*WHAT NEEDS TO BE DONE*. Counting only lines that hold "Design", give the total and nothing more.

*RECORDS FOR THIS EXERCISE*.
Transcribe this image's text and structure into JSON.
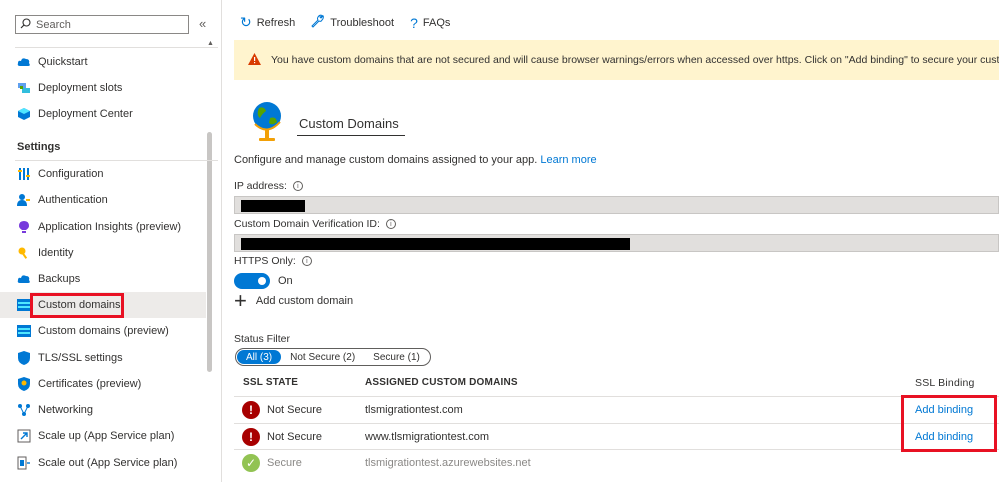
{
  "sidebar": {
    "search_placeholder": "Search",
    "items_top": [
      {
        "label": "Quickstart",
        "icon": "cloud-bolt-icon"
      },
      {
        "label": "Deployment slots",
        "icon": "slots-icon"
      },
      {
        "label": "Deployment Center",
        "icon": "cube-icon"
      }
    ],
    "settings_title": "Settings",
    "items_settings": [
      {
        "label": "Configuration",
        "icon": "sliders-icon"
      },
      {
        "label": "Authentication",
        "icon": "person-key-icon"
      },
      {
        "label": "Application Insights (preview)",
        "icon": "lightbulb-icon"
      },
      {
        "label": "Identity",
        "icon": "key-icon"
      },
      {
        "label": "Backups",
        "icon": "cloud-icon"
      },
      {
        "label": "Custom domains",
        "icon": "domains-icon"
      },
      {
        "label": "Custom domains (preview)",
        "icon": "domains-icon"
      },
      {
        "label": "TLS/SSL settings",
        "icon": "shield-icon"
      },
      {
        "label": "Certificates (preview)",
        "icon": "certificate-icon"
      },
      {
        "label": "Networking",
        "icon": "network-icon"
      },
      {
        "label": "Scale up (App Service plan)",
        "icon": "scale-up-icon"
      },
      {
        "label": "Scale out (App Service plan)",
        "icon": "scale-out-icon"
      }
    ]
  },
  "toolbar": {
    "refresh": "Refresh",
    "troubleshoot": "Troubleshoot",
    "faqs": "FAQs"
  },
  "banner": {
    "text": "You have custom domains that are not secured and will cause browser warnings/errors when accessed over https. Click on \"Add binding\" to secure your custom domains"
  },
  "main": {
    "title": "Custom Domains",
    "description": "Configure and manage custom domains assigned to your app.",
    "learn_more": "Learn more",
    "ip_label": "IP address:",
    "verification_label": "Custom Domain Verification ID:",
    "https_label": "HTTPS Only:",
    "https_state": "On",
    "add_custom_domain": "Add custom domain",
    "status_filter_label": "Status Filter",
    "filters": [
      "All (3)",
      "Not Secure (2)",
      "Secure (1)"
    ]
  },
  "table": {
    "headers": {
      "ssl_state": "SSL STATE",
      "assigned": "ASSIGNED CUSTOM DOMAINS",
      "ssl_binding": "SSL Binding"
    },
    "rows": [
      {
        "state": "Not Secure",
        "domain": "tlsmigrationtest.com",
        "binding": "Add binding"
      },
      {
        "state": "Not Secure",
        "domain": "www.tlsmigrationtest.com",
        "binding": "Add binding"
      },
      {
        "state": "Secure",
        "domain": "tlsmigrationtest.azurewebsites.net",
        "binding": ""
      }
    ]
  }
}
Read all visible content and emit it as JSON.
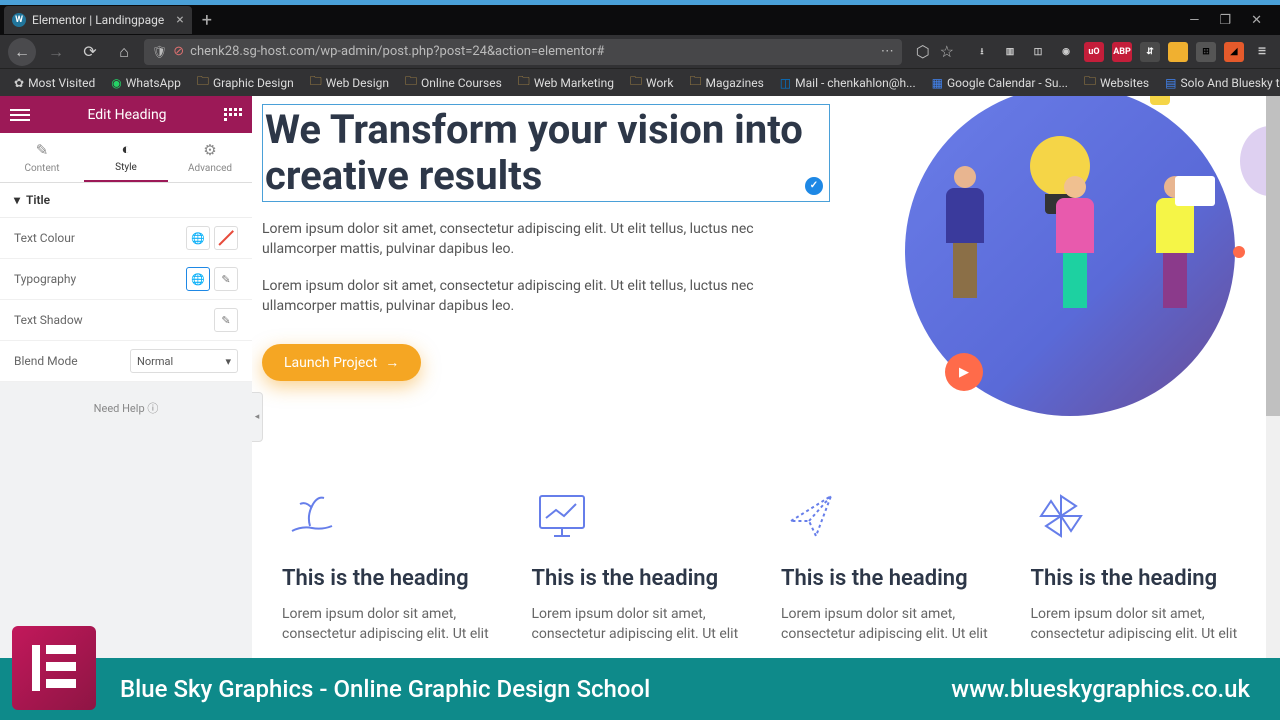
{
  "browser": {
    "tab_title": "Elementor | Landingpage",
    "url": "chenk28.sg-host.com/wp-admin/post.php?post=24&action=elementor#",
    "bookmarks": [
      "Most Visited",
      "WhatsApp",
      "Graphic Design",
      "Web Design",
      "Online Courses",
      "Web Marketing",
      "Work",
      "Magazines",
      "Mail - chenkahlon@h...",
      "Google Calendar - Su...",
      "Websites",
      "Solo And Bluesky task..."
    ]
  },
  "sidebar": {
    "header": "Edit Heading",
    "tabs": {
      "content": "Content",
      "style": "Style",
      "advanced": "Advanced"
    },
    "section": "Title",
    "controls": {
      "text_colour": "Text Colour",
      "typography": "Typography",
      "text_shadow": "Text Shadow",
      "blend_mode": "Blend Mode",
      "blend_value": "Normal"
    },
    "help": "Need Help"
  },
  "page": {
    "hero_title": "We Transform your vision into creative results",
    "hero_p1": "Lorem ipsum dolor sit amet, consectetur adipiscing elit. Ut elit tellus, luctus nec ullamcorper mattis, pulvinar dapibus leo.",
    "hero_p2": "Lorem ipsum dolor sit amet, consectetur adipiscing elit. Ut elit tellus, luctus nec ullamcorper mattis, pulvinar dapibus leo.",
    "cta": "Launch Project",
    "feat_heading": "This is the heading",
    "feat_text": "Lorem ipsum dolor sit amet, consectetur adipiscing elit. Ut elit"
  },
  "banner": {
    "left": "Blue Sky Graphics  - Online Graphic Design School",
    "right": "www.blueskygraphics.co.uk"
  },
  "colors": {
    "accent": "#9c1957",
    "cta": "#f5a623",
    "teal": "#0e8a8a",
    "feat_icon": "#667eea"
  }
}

==

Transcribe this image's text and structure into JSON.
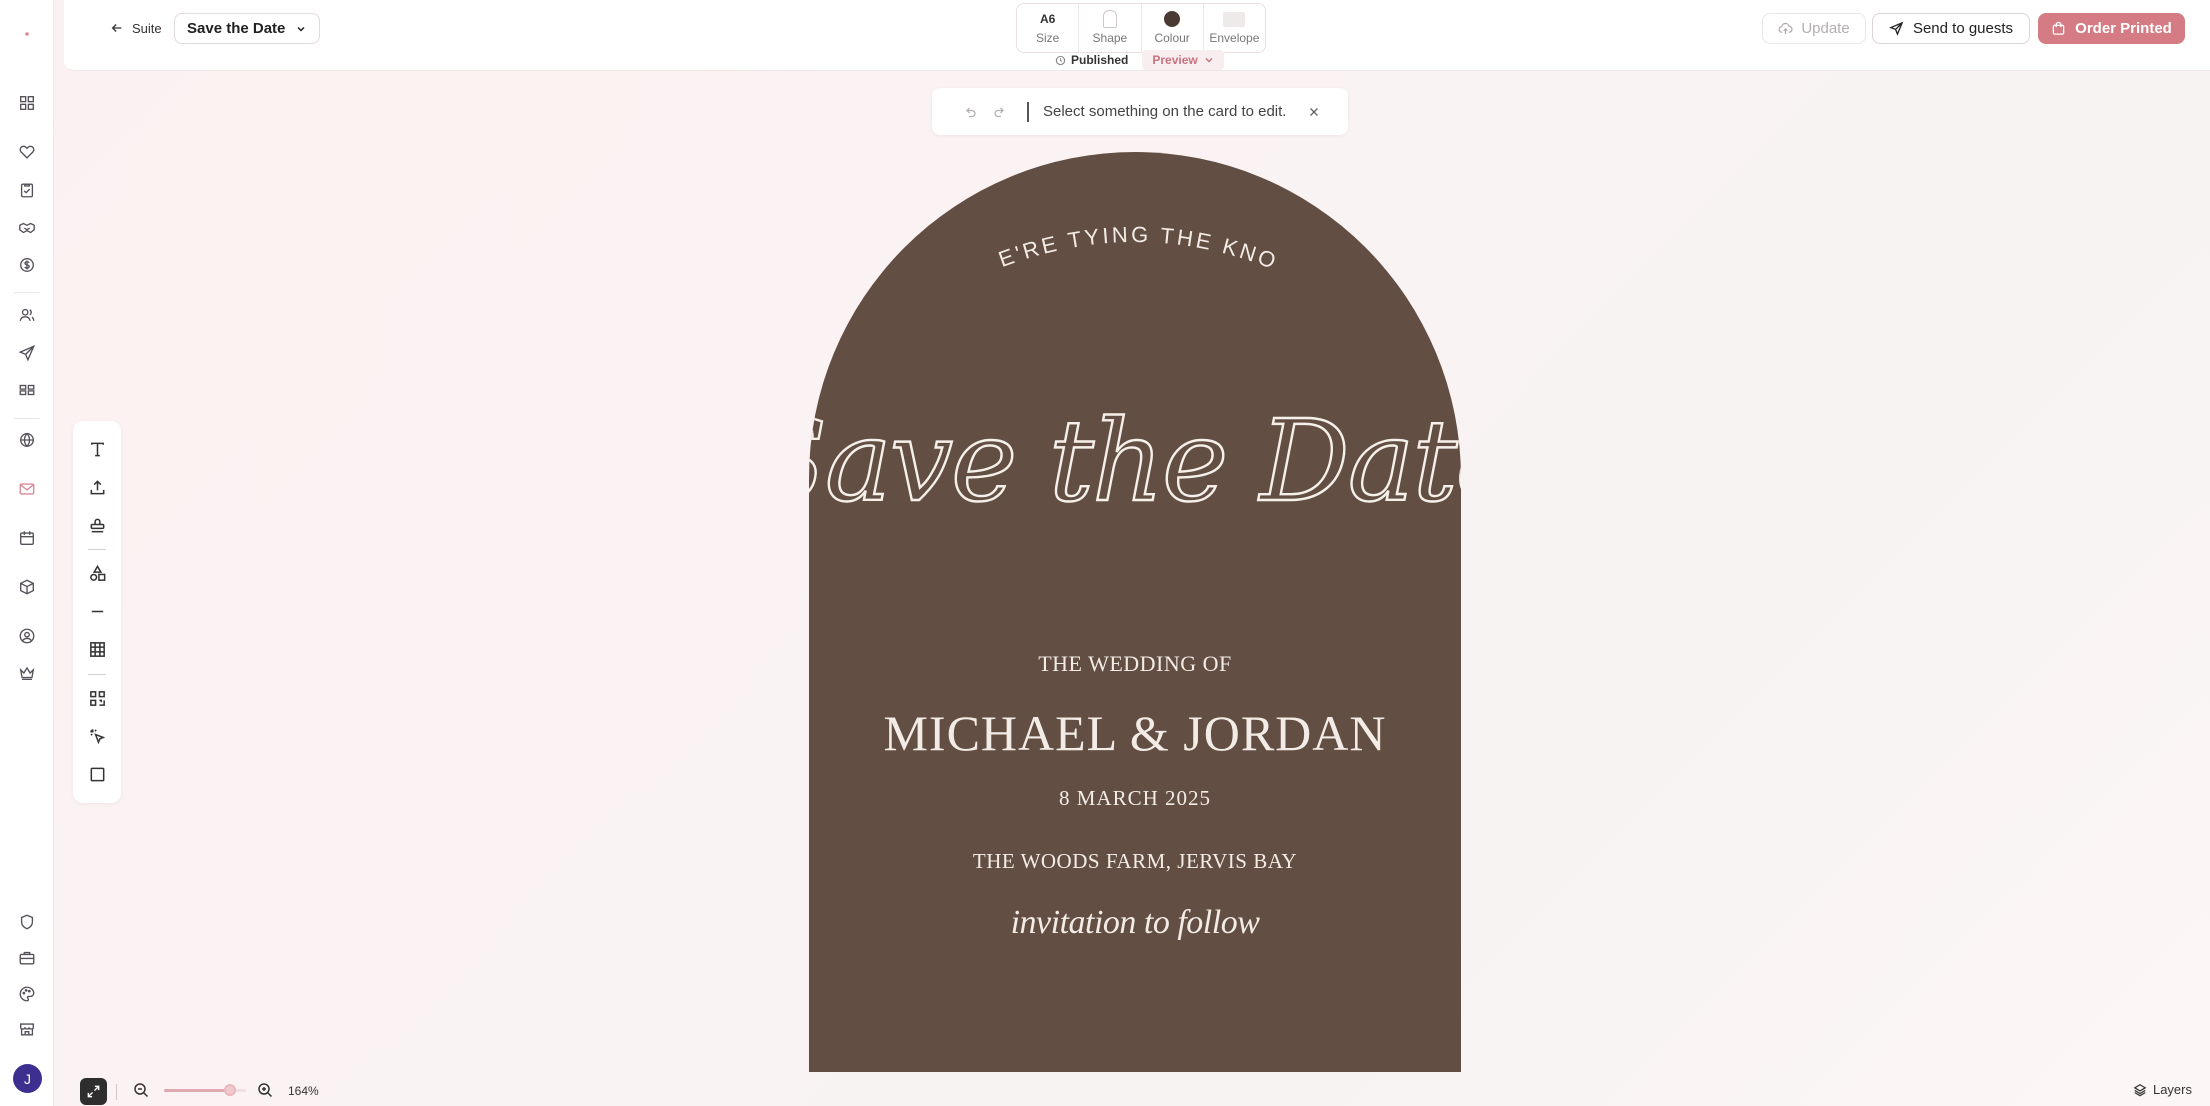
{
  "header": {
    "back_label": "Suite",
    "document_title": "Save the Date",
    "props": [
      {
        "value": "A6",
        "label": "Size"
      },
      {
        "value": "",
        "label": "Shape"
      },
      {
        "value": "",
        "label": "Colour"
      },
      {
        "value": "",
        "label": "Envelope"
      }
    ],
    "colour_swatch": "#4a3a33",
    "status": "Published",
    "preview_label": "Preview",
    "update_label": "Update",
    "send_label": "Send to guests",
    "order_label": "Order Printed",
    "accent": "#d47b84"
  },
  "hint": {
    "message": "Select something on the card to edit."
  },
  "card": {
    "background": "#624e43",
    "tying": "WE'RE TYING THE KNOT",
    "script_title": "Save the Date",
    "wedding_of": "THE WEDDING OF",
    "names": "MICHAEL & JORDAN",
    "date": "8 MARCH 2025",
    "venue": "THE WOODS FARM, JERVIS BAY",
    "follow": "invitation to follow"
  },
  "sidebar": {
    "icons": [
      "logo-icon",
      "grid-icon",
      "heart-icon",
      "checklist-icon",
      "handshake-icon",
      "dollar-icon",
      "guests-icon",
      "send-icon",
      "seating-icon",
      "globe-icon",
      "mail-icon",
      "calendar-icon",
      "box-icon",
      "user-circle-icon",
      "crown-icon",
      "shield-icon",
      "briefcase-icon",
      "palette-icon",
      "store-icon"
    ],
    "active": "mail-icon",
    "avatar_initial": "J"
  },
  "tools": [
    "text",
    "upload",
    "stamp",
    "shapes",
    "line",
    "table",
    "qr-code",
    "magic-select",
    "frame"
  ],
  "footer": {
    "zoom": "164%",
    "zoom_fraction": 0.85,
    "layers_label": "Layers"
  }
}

...

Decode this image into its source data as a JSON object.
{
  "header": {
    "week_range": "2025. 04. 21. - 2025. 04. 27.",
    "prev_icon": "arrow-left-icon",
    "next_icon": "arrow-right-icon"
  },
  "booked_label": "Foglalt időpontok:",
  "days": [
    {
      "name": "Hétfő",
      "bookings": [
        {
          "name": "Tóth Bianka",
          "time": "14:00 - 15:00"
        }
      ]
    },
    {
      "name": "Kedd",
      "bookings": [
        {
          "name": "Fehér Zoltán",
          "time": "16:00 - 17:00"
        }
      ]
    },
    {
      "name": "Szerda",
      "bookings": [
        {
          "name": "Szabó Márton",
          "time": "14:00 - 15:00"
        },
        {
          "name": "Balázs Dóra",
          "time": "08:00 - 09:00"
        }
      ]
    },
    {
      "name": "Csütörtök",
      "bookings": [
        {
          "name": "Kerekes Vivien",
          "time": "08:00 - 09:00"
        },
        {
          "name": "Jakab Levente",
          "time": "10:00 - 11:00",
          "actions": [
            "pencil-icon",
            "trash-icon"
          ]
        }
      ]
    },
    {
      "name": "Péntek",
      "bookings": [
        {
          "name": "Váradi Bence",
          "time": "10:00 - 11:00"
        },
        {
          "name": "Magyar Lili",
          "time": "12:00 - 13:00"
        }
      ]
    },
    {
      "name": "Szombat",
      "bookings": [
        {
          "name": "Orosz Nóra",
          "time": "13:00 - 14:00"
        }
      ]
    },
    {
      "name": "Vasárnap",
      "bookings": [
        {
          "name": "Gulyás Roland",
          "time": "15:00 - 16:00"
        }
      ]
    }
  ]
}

*EXERCISE RESULT*. 3